_Your instructions_. Produce an exact transcription of the listing below, omitting the pictures.
# Exercise data start
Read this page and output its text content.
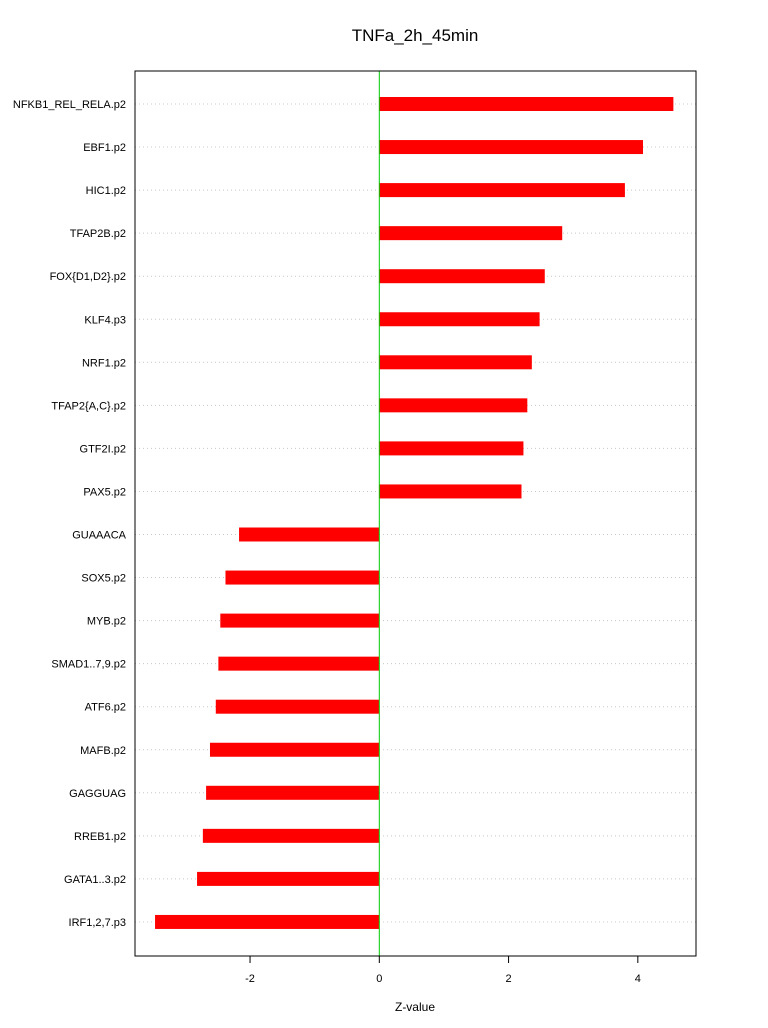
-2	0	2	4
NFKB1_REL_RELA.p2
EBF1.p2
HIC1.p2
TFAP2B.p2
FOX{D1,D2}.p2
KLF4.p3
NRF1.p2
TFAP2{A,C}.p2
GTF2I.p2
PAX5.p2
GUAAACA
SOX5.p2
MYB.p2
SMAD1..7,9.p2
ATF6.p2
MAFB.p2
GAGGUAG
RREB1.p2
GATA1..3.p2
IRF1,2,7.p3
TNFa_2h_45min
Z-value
# Exercise data end
_Reply to the exercise_.
Read this page and output its text content.
-2	0	2	4
NFKB1_REL_RELA.p2
EBF1.p2
HIC1.p2
TFAP2B.p2
FOX{D1,D2}.p2
KLF4.p3
NRF1.p2
TFAP2{A,C}.p2
GTF2I.p2
PAX5.p2
GUAAACA
SOX5.p2
MYB.p2
SMAD1..7,9.p2
ATF6.p2
MAFB.p2
GAGGUAG
RREB1.p2
GATA1..3.p2
IRF1,2,7.p3
TNFa_2h_45min
Z-value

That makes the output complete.